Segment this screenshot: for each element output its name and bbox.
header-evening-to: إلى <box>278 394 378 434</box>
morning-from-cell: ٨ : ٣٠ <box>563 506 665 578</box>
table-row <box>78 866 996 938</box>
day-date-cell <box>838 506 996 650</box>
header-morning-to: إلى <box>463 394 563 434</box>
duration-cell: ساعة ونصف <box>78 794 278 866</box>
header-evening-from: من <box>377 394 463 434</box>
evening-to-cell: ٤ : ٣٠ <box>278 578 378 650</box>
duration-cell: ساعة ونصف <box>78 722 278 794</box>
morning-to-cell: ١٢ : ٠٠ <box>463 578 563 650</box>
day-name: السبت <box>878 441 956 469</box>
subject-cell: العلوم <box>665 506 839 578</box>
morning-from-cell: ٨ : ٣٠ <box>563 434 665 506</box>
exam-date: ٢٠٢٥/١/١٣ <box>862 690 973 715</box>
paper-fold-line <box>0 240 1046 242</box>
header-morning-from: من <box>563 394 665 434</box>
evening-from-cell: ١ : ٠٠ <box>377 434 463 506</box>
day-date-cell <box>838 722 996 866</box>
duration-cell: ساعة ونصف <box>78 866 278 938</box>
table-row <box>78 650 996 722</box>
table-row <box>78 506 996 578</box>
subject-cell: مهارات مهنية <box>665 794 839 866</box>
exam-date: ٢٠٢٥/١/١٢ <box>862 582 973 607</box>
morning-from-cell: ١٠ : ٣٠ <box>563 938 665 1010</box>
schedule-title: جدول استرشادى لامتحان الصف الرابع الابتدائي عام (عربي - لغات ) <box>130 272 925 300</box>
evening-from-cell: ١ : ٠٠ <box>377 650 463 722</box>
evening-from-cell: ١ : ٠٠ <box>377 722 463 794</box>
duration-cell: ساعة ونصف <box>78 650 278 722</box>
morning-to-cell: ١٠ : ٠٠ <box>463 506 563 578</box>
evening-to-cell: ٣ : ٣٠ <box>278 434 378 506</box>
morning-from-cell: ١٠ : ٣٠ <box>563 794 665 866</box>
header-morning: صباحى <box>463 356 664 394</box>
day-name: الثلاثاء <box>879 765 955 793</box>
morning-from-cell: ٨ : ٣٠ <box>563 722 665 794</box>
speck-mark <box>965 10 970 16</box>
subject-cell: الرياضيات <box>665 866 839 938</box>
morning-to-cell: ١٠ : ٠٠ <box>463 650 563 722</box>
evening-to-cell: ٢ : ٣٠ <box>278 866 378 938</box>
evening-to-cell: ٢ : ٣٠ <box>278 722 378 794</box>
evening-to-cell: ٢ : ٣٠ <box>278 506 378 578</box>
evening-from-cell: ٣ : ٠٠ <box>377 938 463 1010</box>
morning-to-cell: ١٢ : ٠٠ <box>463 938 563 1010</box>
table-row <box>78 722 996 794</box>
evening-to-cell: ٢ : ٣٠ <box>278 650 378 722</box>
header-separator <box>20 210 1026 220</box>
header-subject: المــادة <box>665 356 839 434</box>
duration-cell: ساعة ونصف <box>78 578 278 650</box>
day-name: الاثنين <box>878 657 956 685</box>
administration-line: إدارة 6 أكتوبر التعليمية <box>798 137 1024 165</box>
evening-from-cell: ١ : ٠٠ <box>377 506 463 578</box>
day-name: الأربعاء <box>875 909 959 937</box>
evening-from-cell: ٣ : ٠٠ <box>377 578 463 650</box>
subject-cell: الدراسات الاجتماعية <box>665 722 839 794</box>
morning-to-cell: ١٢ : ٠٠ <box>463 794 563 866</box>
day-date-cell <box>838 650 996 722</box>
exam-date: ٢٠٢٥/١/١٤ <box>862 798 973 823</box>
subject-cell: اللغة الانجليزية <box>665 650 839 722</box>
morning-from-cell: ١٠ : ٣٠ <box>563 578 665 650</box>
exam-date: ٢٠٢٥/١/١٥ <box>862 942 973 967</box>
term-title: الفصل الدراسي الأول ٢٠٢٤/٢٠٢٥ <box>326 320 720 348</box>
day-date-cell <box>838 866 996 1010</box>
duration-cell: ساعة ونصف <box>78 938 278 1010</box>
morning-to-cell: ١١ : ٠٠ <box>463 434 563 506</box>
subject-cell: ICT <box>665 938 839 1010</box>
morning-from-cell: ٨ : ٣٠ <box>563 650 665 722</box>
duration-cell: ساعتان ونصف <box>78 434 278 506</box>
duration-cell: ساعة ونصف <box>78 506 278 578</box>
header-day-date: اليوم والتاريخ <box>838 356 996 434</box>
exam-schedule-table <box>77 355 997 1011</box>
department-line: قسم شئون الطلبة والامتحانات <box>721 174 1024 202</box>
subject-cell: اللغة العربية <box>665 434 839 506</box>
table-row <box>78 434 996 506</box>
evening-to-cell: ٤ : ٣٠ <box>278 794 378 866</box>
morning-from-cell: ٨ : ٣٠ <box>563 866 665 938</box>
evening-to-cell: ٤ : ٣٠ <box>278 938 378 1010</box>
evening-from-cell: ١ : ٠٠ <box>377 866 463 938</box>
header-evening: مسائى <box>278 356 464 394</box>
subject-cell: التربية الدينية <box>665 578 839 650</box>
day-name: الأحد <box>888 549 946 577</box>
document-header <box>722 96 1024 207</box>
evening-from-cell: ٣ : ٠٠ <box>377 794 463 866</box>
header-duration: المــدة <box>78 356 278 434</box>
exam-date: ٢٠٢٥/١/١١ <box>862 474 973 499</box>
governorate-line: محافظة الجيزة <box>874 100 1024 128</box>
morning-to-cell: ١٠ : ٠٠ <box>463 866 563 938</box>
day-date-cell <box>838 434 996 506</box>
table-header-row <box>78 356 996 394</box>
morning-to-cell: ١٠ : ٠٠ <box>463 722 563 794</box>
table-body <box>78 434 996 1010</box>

==

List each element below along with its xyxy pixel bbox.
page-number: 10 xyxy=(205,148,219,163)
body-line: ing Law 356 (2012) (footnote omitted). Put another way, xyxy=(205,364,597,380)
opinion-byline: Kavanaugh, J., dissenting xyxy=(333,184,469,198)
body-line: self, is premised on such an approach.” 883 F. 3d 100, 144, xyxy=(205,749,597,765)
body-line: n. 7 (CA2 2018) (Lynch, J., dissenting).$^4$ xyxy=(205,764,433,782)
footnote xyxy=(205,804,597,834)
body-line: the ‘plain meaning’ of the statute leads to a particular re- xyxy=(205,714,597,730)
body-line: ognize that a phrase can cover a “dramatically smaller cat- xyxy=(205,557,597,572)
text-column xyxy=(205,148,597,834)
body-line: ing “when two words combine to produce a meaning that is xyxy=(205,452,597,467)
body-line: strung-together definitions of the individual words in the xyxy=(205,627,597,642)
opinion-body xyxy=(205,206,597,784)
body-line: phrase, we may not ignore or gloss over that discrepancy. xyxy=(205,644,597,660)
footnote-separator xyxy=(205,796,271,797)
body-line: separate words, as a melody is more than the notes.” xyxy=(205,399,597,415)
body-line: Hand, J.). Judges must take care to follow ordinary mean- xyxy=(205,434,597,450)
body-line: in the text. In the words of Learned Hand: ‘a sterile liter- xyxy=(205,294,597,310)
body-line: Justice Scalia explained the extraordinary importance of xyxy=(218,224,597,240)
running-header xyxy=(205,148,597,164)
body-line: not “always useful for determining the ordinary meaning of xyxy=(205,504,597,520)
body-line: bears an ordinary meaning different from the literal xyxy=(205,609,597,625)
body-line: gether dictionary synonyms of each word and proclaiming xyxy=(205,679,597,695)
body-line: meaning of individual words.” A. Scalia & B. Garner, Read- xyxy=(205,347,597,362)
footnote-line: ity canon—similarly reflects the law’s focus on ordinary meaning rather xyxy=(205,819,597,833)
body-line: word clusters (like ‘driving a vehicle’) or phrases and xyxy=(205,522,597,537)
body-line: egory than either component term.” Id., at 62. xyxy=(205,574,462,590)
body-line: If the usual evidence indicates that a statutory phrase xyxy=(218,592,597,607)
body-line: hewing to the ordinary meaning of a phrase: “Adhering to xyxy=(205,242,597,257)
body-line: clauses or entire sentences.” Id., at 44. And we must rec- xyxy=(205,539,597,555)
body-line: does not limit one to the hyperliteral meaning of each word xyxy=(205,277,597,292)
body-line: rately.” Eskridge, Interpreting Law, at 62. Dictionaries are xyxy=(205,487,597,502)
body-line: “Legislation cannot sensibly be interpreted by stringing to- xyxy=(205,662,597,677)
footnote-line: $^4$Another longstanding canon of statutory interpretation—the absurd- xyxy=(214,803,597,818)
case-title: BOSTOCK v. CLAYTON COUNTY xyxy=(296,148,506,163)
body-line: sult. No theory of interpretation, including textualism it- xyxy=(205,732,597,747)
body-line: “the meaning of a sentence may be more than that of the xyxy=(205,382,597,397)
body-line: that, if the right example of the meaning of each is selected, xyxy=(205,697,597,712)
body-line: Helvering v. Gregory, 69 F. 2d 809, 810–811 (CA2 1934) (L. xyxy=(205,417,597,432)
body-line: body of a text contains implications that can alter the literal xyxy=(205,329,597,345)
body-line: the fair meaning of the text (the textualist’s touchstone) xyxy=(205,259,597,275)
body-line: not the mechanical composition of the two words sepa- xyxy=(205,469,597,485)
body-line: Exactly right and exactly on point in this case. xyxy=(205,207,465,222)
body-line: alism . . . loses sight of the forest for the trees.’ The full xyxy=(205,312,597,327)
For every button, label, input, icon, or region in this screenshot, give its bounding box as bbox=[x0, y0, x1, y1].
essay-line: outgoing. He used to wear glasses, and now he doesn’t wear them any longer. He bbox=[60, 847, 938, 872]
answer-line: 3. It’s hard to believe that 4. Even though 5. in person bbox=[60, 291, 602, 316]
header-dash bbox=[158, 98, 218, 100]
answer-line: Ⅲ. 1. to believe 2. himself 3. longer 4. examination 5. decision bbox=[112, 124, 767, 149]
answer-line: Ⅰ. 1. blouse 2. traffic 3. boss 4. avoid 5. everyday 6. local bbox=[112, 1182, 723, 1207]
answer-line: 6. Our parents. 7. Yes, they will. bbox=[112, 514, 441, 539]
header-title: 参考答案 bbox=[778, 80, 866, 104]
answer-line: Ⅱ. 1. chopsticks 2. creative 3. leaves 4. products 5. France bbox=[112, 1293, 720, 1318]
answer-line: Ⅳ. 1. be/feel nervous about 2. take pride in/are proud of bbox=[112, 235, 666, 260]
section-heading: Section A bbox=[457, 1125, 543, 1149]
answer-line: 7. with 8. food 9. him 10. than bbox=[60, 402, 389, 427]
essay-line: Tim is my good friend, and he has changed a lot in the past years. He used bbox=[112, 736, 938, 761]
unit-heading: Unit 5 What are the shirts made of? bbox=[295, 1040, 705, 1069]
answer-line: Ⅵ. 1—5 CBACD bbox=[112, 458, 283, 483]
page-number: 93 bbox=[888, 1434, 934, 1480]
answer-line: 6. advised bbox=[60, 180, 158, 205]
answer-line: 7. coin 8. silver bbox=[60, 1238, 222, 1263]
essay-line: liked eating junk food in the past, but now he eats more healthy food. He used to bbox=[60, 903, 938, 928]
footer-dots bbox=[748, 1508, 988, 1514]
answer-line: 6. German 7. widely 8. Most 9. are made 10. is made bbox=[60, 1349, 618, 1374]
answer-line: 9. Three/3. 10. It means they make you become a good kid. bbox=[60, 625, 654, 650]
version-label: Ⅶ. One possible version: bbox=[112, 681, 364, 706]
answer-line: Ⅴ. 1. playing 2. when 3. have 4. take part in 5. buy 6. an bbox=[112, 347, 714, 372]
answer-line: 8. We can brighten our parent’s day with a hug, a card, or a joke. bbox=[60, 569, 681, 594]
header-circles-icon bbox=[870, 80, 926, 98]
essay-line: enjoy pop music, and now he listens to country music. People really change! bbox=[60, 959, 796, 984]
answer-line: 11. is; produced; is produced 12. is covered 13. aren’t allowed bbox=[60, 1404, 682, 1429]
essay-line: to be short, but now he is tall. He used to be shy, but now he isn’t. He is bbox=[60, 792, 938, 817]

...

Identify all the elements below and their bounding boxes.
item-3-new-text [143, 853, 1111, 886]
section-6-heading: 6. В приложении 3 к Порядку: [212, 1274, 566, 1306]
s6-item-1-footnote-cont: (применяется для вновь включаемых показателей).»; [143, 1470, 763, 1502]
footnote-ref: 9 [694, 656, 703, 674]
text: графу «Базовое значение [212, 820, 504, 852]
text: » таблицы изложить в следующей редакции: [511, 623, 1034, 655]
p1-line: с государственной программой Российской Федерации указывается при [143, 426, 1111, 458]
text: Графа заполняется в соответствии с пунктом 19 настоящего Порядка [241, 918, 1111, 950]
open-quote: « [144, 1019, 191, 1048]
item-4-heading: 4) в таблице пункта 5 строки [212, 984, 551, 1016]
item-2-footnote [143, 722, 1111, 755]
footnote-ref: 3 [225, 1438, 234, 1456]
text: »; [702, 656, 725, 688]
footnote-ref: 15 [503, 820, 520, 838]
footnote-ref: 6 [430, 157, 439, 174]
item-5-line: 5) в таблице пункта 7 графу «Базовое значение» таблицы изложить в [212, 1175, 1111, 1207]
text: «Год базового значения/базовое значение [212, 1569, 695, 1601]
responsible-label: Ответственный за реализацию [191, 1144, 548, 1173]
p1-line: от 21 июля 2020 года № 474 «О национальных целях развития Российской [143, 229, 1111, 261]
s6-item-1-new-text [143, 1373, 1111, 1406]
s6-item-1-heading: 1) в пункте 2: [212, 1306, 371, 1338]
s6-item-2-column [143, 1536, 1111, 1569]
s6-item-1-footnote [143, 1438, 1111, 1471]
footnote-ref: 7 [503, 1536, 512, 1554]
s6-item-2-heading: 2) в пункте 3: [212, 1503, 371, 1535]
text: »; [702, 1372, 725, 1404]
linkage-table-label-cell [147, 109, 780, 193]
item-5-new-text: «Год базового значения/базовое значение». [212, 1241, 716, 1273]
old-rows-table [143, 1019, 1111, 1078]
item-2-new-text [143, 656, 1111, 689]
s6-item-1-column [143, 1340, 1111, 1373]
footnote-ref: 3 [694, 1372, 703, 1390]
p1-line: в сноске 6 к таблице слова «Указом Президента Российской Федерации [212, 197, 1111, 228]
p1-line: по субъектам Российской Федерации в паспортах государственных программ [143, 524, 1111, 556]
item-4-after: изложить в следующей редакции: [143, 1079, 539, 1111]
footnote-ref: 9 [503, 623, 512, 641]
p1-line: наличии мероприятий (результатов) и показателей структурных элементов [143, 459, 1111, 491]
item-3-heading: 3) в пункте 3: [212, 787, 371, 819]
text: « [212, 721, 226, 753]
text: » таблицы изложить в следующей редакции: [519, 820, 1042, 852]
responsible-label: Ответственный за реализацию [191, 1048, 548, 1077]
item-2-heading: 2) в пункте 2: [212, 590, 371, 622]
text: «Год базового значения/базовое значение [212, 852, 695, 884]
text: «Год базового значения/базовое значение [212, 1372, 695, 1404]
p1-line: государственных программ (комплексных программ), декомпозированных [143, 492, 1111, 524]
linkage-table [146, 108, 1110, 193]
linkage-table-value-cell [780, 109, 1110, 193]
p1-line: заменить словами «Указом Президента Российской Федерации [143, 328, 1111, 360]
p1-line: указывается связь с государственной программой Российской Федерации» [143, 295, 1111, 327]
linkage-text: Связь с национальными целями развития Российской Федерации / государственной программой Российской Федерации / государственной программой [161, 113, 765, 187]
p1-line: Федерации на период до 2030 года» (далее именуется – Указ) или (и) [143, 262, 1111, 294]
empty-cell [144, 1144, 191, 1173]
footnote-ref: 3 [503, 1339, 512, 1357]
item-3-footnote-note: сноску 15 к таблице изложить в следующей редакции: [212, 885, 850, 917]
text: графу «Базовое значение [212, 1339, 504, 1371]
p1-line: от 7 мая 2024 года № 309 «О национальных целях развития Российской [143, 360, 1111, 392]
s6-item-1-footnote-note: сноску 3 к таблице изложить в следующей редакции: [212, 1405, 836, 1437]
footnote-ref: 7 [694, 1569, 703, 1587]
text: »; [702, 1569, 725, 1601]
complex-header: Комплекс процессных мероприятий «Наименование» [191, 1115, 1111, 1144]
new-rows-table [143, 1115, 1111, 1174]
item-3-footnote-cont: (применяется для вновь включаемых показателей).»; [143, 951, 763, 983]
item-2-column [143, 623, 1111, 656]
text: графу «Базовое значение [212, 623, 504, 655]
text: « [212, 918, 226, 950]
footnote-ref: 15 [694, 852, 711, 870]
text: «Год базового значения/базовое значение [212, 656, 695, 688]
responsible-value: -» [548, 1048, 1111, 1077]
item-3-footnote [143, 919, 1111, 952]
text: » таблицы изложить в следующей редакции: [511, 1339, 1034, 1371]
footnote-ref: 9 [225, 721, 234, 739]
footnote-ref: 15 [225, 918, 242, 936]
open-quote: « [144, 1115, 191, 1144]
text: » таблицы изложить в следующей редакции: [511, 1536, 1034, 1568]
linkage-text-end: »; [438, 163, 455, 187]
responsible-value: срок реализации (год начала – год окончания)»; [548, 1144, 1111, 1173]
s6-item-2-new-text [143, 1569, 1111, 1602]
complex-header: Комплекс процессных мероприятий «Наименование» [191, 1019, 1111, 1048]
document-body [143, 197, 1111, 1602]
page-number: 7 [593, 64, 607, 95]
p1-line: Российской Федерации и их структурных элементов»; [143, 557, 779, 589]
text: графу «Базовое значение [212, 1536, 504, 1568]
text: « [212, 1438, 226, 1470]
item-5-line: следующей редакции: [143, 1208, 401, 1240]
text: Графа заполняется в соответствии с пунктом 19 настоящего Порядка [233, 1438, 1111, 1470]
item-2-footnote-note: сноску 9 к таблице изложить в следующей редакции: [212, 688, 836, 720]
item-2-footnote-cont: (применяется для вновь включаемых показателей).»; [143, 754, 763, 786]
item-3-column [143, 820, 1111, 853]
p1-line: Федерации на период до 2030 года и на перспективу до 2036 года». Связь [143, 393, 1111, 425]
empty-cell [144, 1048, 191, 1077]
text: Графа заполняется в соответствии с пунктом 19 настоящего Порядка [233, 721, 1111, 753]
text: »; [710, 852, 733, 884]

**Exercise aim**
Reproduce word for word the lines of the records above, starting with the line containing "List each element" and ending with the line containing "footnote xyxy=(205,804,597,834)", both included.

**Solution to this task**
List each element below along with its xyxy pixel bbox.
page-number: 10 xyxy=(205,148,219,163)
body-line: ing Law 356 (2012) (footnote omitted). Put another way, xyxy=(205,364,597,380)
opinion-byline: Kavanaugh, J., dissenting xyxy=(333,184,469,198)
body-line: self, is premised on such an approach.” 883 F. 3d 100, 144, xyxy=(205,749,597,765)
body-line: n. 7 (CA2 2018) (Lynch, J., dissenting).$^4$ xyxy=(205,764,433,782)
footnote xyxy=(205,804,597,834)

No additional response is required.